◆ Task description
Write out the line with "Give me a plain-text" and every later line through the end of the data below, exactly as given, with no pictures in the copy.

## begin Working data

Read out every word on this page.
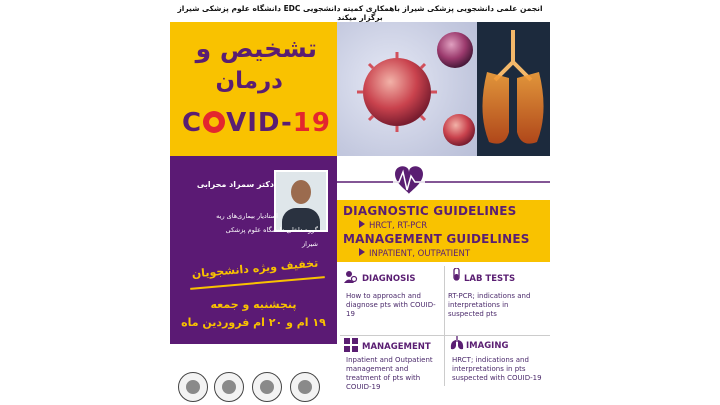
انجمن علمی دانشجویی پزشکی شیراز باهمکاری کمیته دانشجویی EDC دانشگاه علوم پزشکی شیراز برگزار میکند
تشخیص و
درمان
C VID-19
دکتر سمراد محرابی
استادیار بیماری‌های ریه
گروه داخلی دانشگاه علوم پزشکی
شیراز
تخفیف ویژه دانشجویان
پنجشنبه و جمعه
۱۹ ام و ۲۰ ام فروردین ماه
DIAGNOSTIC GUIDELINES
HRCT, RT-PCR
MANAGEMENT GUIDELINES
INPATIENT, OUTPATIENT
DIAGNOSIS
How to approach and diagnose pts with COUID-19
LAB TESTS
RT-PCR; indications and interpretations in suspected pts
MANAGEMENT
Inpatient and Outpatient management and treatment of pts with COUID-19
IMAGING
HRCT; indications and interpretations in pts suspected with COUID-19
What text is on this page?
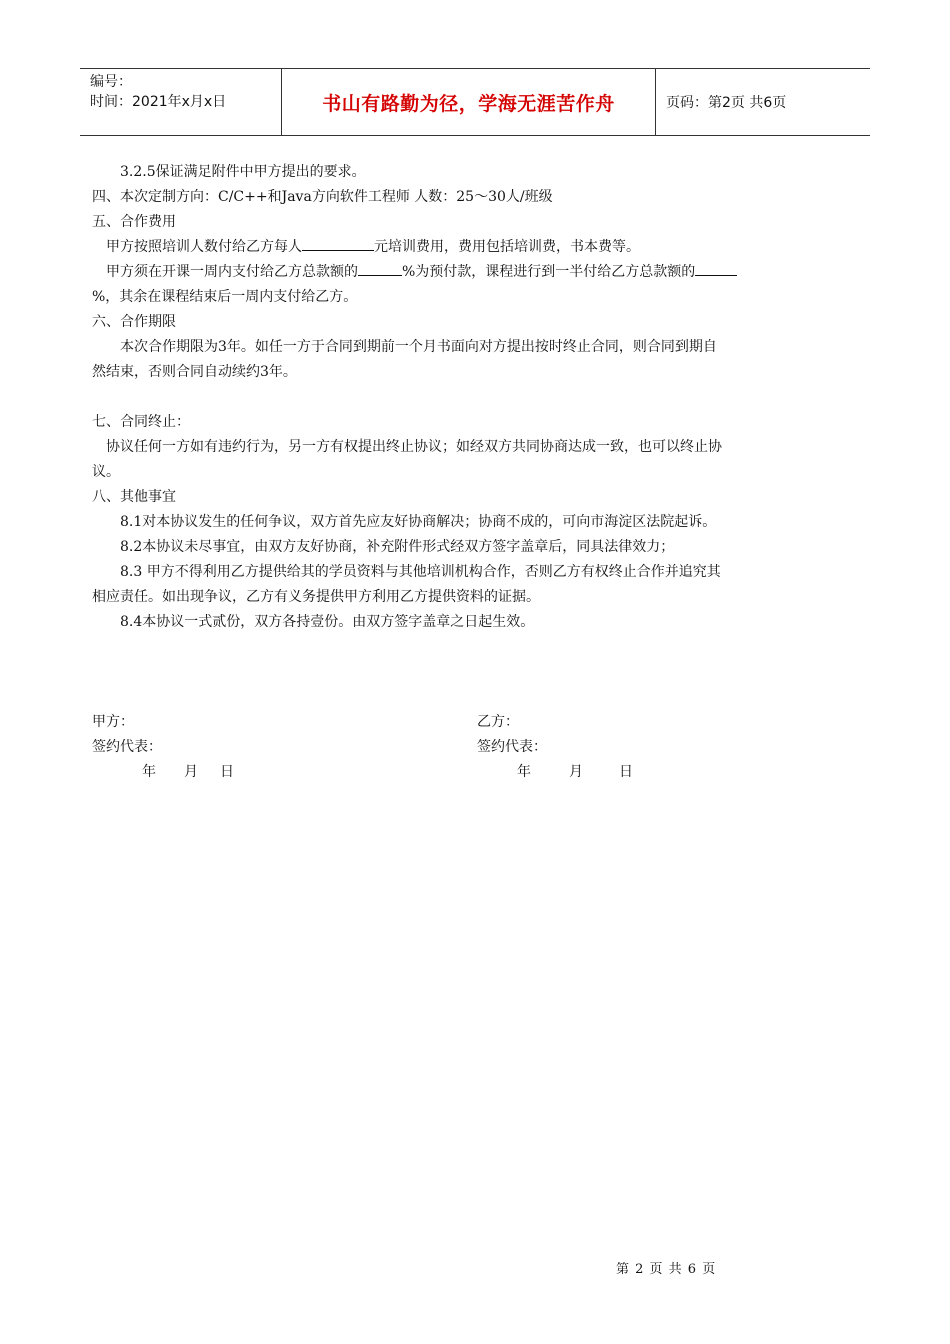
编号：
时间：2021年x月x日	书山有路勤为径，学海无涯苦作舟	页码：第2页 共6页

3.2.5保证满足附件中甲方提出的要求。

四、本次定制方向：C/C++和Java方向软件工程师 人数：25～30人/班级

五、合作费用

甲方按照培训人数付给乙方每人	元培训费用，费用包括培训费，书本费等。

甲方须在开课一周内支付给乙方总款额的	%为预付款，课程进行到一半付给乙方总款额的

%，其余在课程结束后一周内支付给乙方。

六、合作期限

本次合作期限为3年。如任一方于合同到期前一个月书面向对方提出按时终止合同，则合同到期自

然结束，否则合同自动续约3年。

七、合同终止：

协议任何一方如有违约行为，另一方有权提出终止协议；如经双方共同协商达成一致，也可以终止协

议。

八、其他事宜

8.1对本协议发生的任何争议，双方首先应友好协商解决；协商不成的，可向市海淀区法院起诉。

8.2本协议未尽事宜，由双方友好协商，补充附件形式经双方签字盖章后，同具法律效力；

8.3 甲方不得利用乙方提供给其的学员资料与其他培训机构合作，否则乙方有权终止合作并追究其

相应责任。如出现争议，乙方有义务提供甲方利用乙方提供资料的证据。

8.4本协议一式贰份，双方各持壹份。由双方签字盖章之日起生效。

甲方：

签约代表：

年 月 日

乙方：

签约代表：

年	月	日

第 2 页 共 6 页
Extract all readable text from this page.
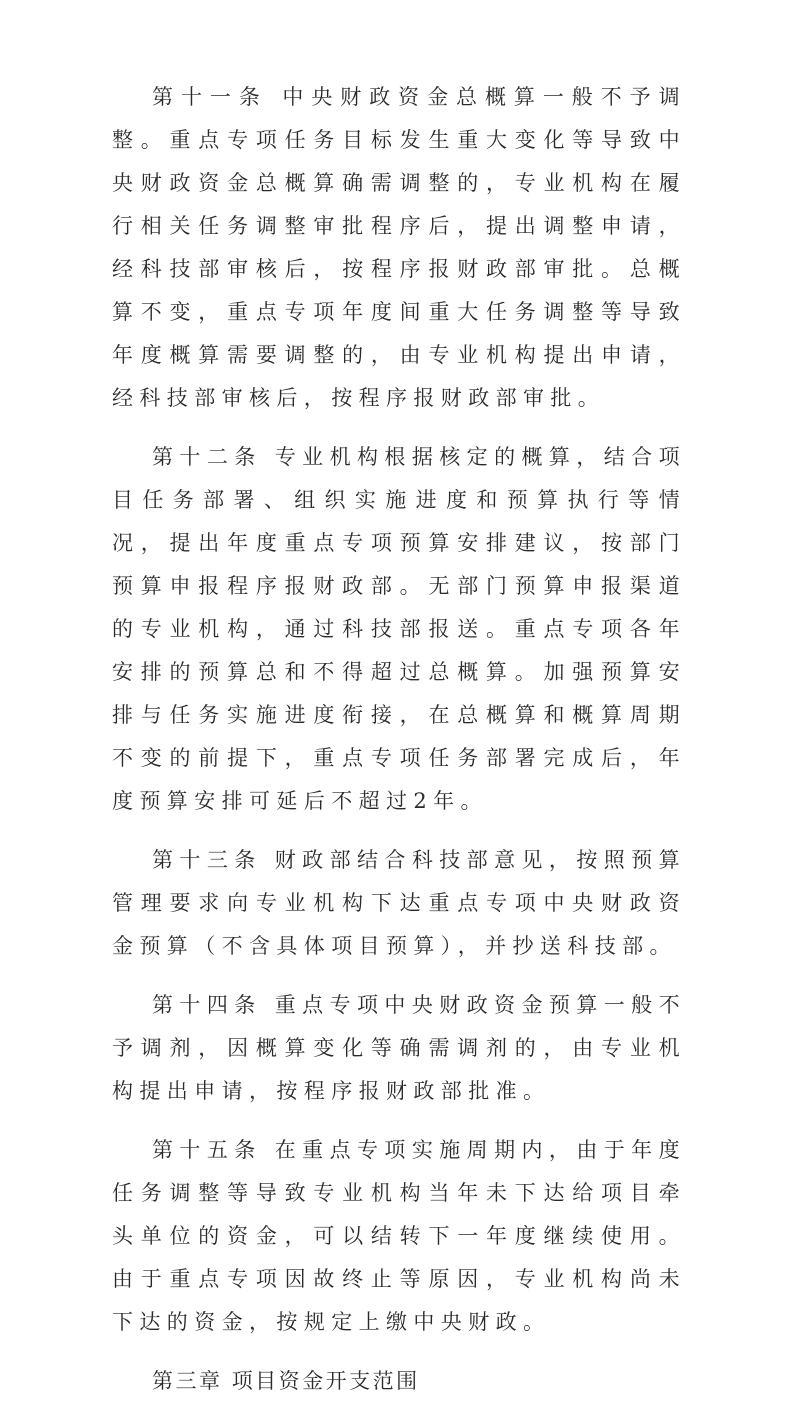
第十一条 中央财政资金总概算一般不予调整。重点专项任务目标发生重大变化等导致中央财政资金总概算确需调整的，专业机构在履行相关任务调整审批程序后，提出调整申请，经科技部审核后，按程序报财政部审批。总概算不变，重点专项年度间重大任务调整等导致年度概算需要调整的，由专业机构提出申请，经科技部审核后，按程序报财政部审批。

第十二条 专业机构根据核定的概算，结合项目任务部署、组织实施进度和预算执行等情况，提出年度重点专项预算安排建议，按部门预算申报程序报财政部。无部门预算申报渠道的专业机构，通过科技部报送。重点专项各年安排的预算总和不得超过总概算。加强预算安排与任务实施进度衔接，在总概算和概算周期不变的前提下，重点专项任务部署完成后，年度预算安排可延后不超过2年。

第十三条 财政部结合科技部意见，按照预算管理要求向专业机构下达重点专项中央财政资金预算（不含具体项目预算），并抄送科技部。

第十四条 重点专项中央财政资金预算一般不予调剂，因概算变化等确需调剂的，由专业机构提出申请，按程序报财政部批准。

第十五条 在重点专项实施周期内，由于年度任务调整等导致专业机构当年未下达给项目牵头单位的资金，可以结转下一年度继续使用。由于重点专项因故终止等原因，专业机构尚未下达的资金，按规定上缴中央财政。

第三章 项目资金开支范围
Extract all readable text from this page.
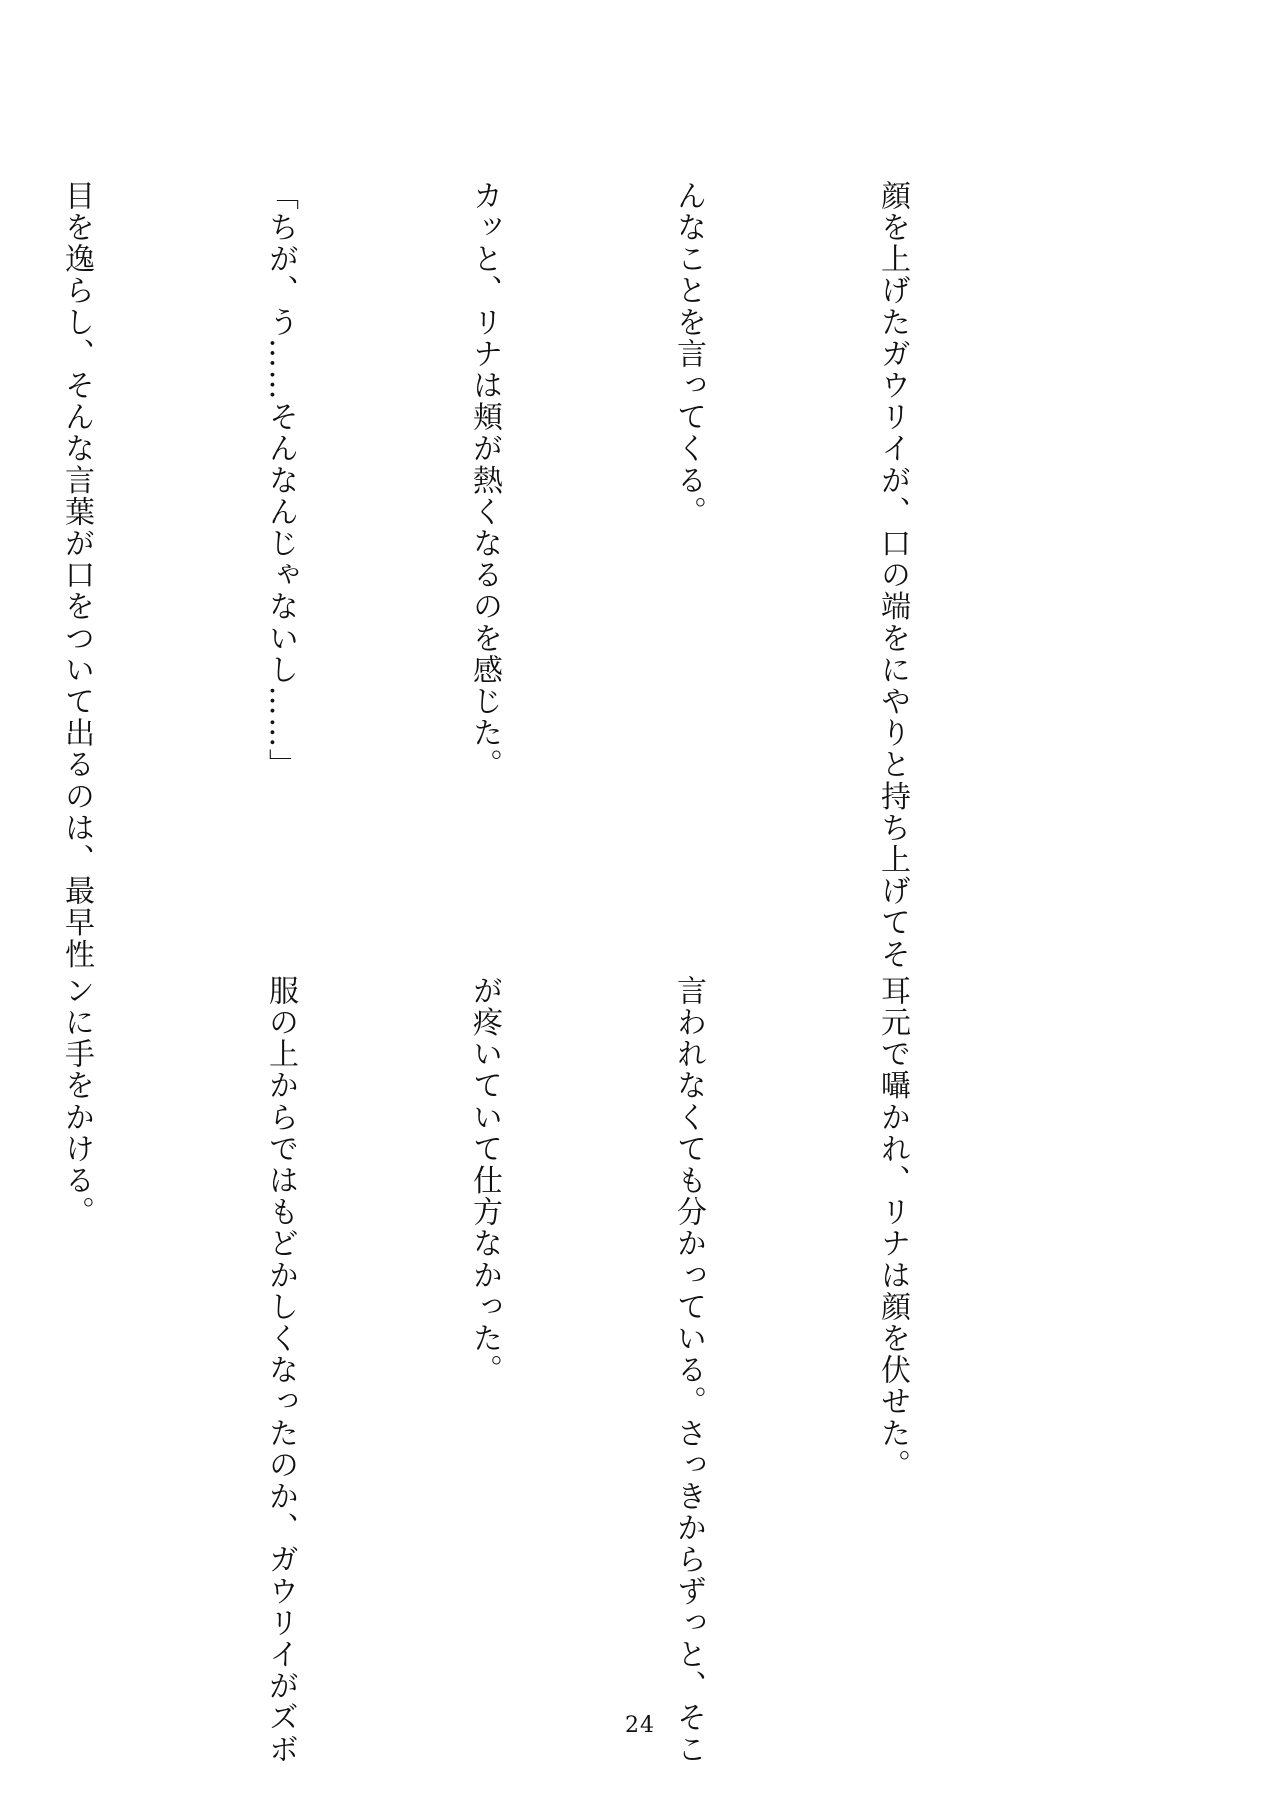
顔を上げたガウリイが、口の端をにやりと持ち上げてそ

んなことを言ってくる。

カッと、リナは頬が熱くなるのを感じた。

「ちが、う……そんなんじゃないし……」

目を逸らし、そんな言葉が口をついて出るのは、最早性

耳元で囁かれ、リナは顔を伏せた。

言われなくても分かっている。さっきからずっと、そこ

が疼いていて仕方なかった。

服の上からではもどかしくなったのか、ガウリイがズボ

ンに手をかける。

24
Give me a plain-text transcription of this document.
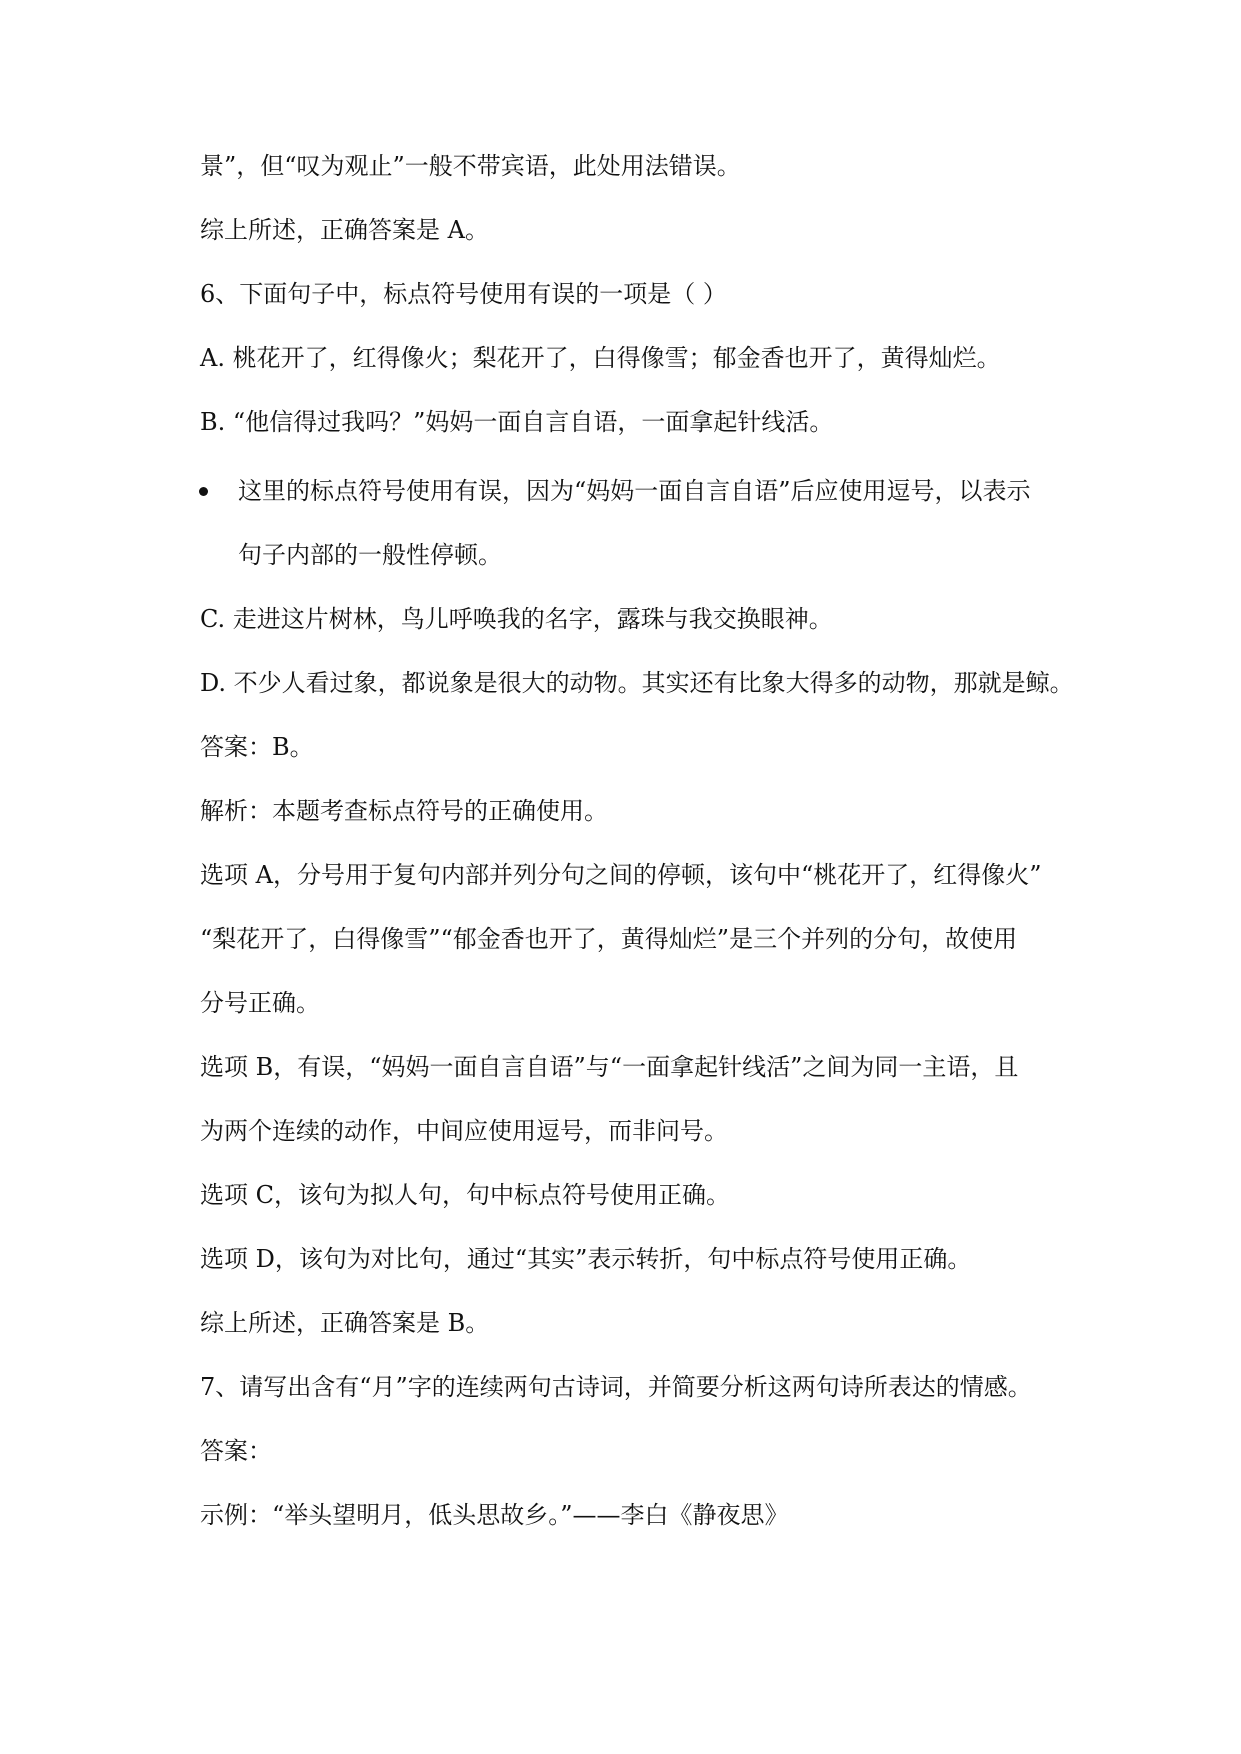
景”，但“叹为观止”一般不带宾语，此处用法错误。
综上所述，正确答案是 A。
6、下面句子中，标点符号使用有误的一项是（ ）
A. 桃花开了，红得像火；梨花开了，白得像雪；郁金香也开了，黄得灿烂。
B. “他信得过我吗？”妈妈一面自言自语，一面拿起针线活。
这里的标点符号使用有误，因为“妈妈一面自言自语”后应使用逗号，以表示
句子内部的一般性停顿。
C. 走进这片树林，鸟儿呼唤我的名字，露珠与我交换眼神。
D. 不少人看过象，都说象是很大的动物。其实还有比象大得多的动物，那就是鲸。
答案：B。
解析：本题考查标点符号的正确使用。
选项 A，分号用于复句内部并列分句之间的停顿，该句中“桃花开了，红得像火”
“梨花开了，白得像雪”“郁金香也开了，黄得灿烂”是三个并列的分句，故使用
分号正确。
选项 B，有误，“妈妈一面自言自语”与“一面拿起针线活”之间为同一主语，且
为两个连续的动作，中间应使用逗号，而非问号。
选项 C，该句为拟人句，句中标点符号使用正确。
选项 D，该句为对比句，通过“其实”表示转折，句中标点符号使用正确。
综上所述，正确答案是 B。
7、请写出含有“月”字的连续两句古诗词，并简要分析这两句诗所表达的情感。
答案：
示例：“举头望明月，低头思故乡。”——李白《静夜思》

## end Working data

◆ Answer to this exercise
Give me a plain-text transcription of this document.
景”，但“叹为观止”一般不带宾语，此处用法错误。
综上所述，正确答案是 A。
6、下面句子中，标点符号使用有误的一项是（ ）
A. 桃花开了，红得像火；梨花开了，白得像雪；郁金香也开了，黄得灿烂。
B. “他信得过我吗？”妈妈一面自言自语，一面拿起针线活。
这里的标点符号使用有误，因为“妈妈一面自言自语”后应使用逗号，以表示
句子内部的一般性停顿。
C. 走进这片树林，鸟儿呼唤我的名字，露珠与我交换眼神。
D. 不少人看过象，都说象是很大的动物。其实还有比象大得多的动物，那就是鲸。
答案：B。
解析：本题考查标点符号的正确使用。
选项 A，分号用于复句内部并列分句之间的停顿，该句中“桃花开了，红得像火”
“梨花开了，白得像雪”“郁金香也开了，黄得灿烂”是三个并列的分句，故使用
分号正确。
选项 B，有误，“妈妈一面自言自语”与“一面拿起针线活”之间为同一主语，且
为两个连续的动作，中间应使用逗号，而非问号。
选项 C，该句为拟人句，句中标点符号使用正确。
选项 D，该句为对比句，通过“其实”表示转折，句中标点符号使用正确。
综上所述，正确答案是 B。
7、请写出含有“月”字的连续两句古诗词，并简要分析这两句诗所表达的情感。
答案：
示例：“举头望明月，低头思故乡。”——李白《静夜思》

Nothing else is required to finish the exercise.